YOUR GOAL:
Retype the listing that follows, word for word.

EXERCISE INPUT:

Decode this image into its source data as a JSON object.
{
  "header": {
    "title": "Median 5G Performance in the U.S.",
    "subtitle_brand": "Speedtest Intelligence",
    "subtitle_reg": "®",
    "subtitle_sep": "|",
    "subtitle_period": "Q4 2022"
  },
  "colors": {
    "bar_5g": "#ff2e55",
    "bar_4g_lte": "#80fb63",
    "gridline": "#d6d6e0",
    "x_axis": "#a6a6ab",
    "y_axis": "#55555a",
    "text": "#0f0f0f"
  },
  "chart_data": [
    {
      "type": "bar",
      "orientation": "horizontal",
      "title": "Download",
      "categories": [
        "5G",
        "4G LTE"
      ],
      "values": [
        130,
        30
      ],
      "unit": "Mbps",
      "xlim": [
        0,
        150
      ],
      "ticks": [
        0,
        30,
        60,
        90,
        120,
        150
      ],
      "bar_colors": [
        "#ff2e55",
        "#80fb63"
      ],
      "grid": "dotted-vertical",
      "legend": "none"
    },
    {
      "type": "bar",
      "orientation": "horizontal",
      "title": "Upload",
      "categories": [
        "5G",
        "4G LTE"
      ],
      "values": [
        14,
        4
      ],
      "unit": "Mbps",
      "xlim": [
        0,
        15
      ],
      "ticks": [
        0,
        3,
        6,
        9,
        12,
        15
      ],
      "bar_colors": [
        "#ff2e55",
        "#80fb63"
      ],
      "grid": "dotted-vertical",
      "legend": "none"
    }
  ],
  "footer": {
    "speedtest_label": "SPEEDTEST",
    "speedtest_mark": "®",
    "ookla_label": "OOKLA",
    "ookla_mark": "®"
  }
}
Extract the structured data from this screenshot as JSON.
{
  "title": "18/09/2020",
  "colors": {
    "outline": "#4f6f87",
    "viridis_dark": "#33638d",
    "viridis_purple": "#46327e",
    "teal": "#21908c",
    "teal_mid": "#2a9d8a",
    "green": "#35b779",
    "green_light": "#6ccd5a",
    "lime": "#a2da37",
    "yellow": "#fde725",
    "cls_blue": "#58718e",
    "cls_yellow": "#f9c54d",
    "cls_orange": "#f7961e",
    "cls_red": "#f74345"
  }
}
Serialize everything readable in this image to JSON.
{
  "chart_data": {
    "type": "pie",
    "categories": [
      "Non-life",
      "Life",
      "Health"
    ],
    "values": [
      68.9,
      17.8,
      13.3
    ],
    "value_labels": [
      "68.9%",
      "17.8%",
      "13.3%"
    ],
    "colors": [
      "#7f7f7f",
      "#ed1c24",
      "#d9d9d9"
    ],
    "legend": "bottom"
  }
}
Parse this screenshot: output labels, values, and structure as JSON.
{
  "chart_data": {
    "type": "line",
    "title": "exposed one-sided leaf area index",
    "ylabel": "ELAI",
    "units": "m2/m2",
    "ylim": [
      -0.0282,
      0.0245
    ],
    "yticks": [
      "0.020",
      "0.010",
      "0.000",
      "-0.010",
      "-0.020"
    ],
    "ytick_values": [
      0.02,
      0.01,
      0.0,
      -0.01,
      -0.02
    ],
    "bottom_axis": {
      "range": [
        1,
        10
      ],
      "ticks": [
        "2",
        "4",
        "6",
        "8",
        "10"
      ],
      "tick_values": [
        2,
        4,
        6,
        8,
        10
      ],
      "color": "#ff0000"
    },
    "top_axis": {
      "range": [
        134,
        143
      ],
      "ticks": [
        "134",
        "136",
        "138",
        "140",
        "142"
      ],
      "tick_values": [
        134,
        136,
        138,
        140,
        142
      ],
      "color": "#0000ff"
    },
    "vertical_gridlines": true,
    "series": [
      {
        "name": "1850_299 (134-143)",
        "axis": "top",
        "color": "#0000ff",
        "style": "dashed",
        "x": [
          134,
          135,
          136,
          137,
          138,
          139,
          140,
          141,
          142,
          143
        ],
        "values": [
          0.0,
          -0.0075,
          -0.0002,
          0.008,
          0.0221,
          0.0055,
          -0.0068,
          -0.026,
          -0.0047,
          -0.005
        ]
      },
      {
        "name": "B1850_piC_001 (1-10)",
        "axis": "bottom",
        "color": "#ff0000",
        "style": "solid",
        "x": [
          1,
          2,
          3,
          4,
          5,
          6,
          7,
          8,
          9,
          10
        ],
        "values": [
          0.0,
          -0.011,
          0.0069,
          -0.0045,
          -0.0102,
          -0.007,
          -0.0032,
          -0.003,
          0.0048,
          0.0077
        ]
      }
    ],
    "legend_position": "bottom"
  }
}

SOLUTION:
Decode this image into its source data as a JSON object.
{
  "header": {
    "title": "Median 5G Performance in the U.S.",
    "subtitle_brand": "Speedtest Intelligence",
    "subtitle_reg": "®",
    "subtitle_sep": "|",
    "subtitle_period": "Q4 2022"
  },
  "colors": {
    "bar_5g": "#ff2e55",
    "bar_4g_lte": "#80fb63",
    "gridline": "#d6d6e0",
    "x_axis": "#a6a6ab",
    "y_axis": "#55555a",
    "text": "#0f0f0f"
  },
  "chart_data": [
    {
      "type": "bar",
      "orientation": "horizontal",
      "title": "Download",
      "categories": [
        "5G",
        "4G LTE"
      ],
      "values": [
        130,
        30
      ],
      "unit": "Mbps",
      "xlim": [
        0,
        150
      ],
      "ticks": [
        0,
        30,
        60,
        90,
        120,
        150
      ],
      "bar_colors": [
        "#ff2e55",
        "#80fb63"
      ],
      "grid": "dotted-vertical",
      "legend": "none"
    },
    {
      "type": "bar",
      "orientation": "horizontal",
      "title": "Upload",
      "categories": [
        "5G",
        "4G LTE"
      ],
      "values": [
        14,
        4
      ],
      "unit": "Mbps",
      "xlim": [
        0,
        15
      ],
      "ticks": [
        0,
        3,
        6,
        9,
        12,
        15
      ],
      "bar_colors": [
        "#ff2e55",
        "#80fb63"
      ],
      "grid": "dotted-vertical",
      "legend": "none"
    }
  ],
  "footer": {
    "speedtest_label": "SPEEDTEST",
    "speedtest_mark": "®",
    "ookla_label": "OOKLA",
    "ookla_mark": "®"
  }
}
Extract the structured data from this screenshot as JSON.
{
  "title": "18/09/2020",
  "colors": {
    "outline": "#4f6f87",
    "viridis_dark": "#33638d",
    "viridis_purple": "#46327e",
    "teal": "#21908c",
    "teal_mid": "#2a9d8a",
    "green": "#35b779",
    "green_light": "#6ccd5a",
    "lime": "#a2da37",
    "yellow": "#fde725",
    "cls_blue": "#58718e",
    "cls_yellow": "#f9c54d",
    "cls_orange": "#f7961e",
    "cls_red": "#f74345"
  }
}
Serialize everything readable in this image to JSON.
{
  "chart_data": {
    "type": "pie",
    "categories": [
      "Non-life",
      "Life",
      "Health"
    ],
    "values": [
      68.9,
      17.8,
      13.3
    ],
    "value_labels": [
      "68.9%",
      "17.8%",
      "13.3%"
    ],
    "colors": [
      "#7f7f7f",
      "#ed1c24",
      "#d9d9d9"
    ],
    "legend": "bottom"
  }
}
Parse this screenshot: output labels, values, and structure as JSON.
{
  "chart_data": {
    "type": "line",
    "title": "exposed one-sided leaf area index",
    "ylabel": "ELAI",
    "units": "m2/m2",
    "ylim": [
      -0.0282,
      0.0245
    ],
    "yticks": [
      "0.020",
      "0.010",
      "0.000",
      "-0.010",
      "-0.020"
    ],
    "ytick_values": [
      0.02,
      0.01,
      0.0,
      -0.01,
      -0.02
    ],
    "bottom_axis": {
      "range": [
        1,
        10
      ],
      "ticks": [
        "2",
        "4",
        "6",
        "8",
        "10"
      ],
      "tick_values": [
        2,
        4,
        6,
        8,
        10
      ],
      "color": "#ff0000"
    },
    "top_axis": {
      "range": [
        134,
        143
      ],
      "ticks": [
        "134",
        "136",
        "138",
        "140",
        "142"
      ],
      "tick_values": [
        134,
        136,
        138,
        140,
        142
      ],
      "color": "#0000ff"
    },
    "vertical_gridlines": true,
    "series": [
      {
        "name": "1850_299 (134-143)",
        "axis": "top",
        "color": "#0000ff",
        "style": "dashed",
        "x": [
          134,
          135,
          136,
          137,
          138,
          139,
          140,
          141,
          142,
          143
        ],
        "values": [
          0.0,
          -0.0075,
          -0.0002,
          0.008,
          0.0221,
          0.0055,
          -0.0068,
          -0.026,
          -0.0047,
          -0.005
        ]
      },
      {
        "name": "B1850_piC_001 (1-10)",
        "axis": "bottom",
        "color": "#ff0000",
        "style": "solid",
        "x": [
          1,
          2,
          3,
          4,
          5,
          6,
          7,
          8,
          9,
          10
        ],
        "values": [
          0.0,
          -0.011,
          0.0069,
          -0.0045,
          -0.0102,
          -0.007,
          -0.0032,
          -0.003,
          0.0048,
          0.0077
        ]
      }
    ],
    "legend_position": "bottom"
  }
}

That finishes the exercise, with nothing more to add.